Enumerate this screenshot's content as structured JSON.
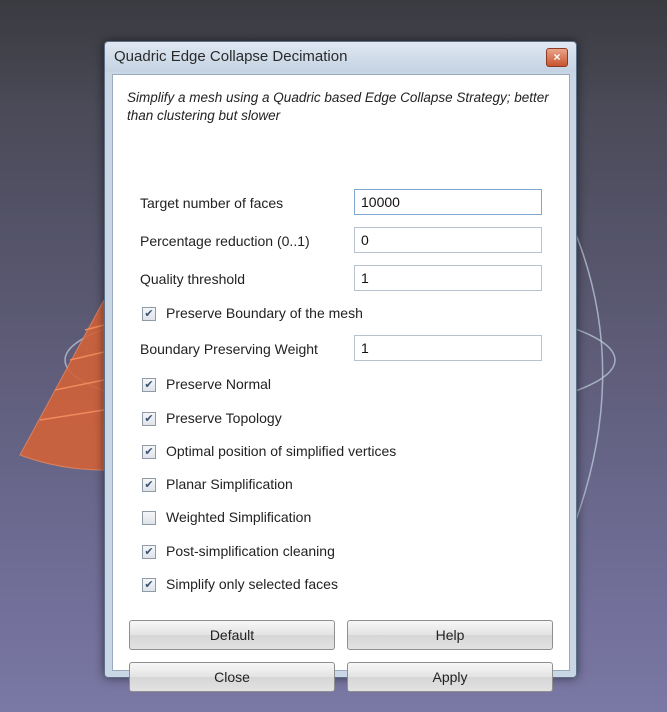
{
  "dialog": {
    "title": "Quadric Edge Collapse Decimation",
    "close_glyph": "×",
    "description": "Simplify a mesh using a Quadric based Edge Collapse Strategy; better than clustering but slower"
  },
  "fields": {
    "target_faces": {
      "label": "Target number of faces",
      "value": "10000"
    },
    "percentage_reduction": {
      "label": "Percentage reduction (0..1)",
      "value": "0"
    },
    "quality_threshold": {
      "label": "Quality threshold",
      "value": "1"
    },
    "boundary_weight": {
      "label": "Boundary Preserving Weight",
      "value": "1"
    }
  },
  "checkboxes": [
    {
      "label": "Preserve Boundary of the mesh",
      "checked": true
    },
    {
      "label": "Preserve Normal",
      "checked": true
    },
    {
      "label": "Preserve Topology",
      "checked": true
    },
    {
      "label": "Optimal position of simplified vertices",
      "checked": true
    },
    {
      "label": "Planar Simplification",
      "checked": true
    },
    {
      "label": "Weighted Simplification",
      "checked": false
    },
    {
      "label": "Post-simplification cleaning",
      "checked": true
    },
    {
      "label": "Simplify only selected faces",
      "checked": true
    }
  ],
  "buttons": {
    "default": "Default",
    "help": "Help",
    "close": "Close",
    "apply": "Apply"
  },
  "colors": {
    "mesh": "#d2623a",
    "background_top": "#3a3a40",
    "background_bottom": "#7a78a4"
  }
}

══════════

__Goal of the exercise__
In the entries above, identify each line that includes the string "Collapse", then copy it.

__Output of the exercise__
    "title": "Quadric Edge Collapse Decimation",
    "description": "Simplify a mesh using a Quadric based Edge Collapse Strategy; better than clustering but slower"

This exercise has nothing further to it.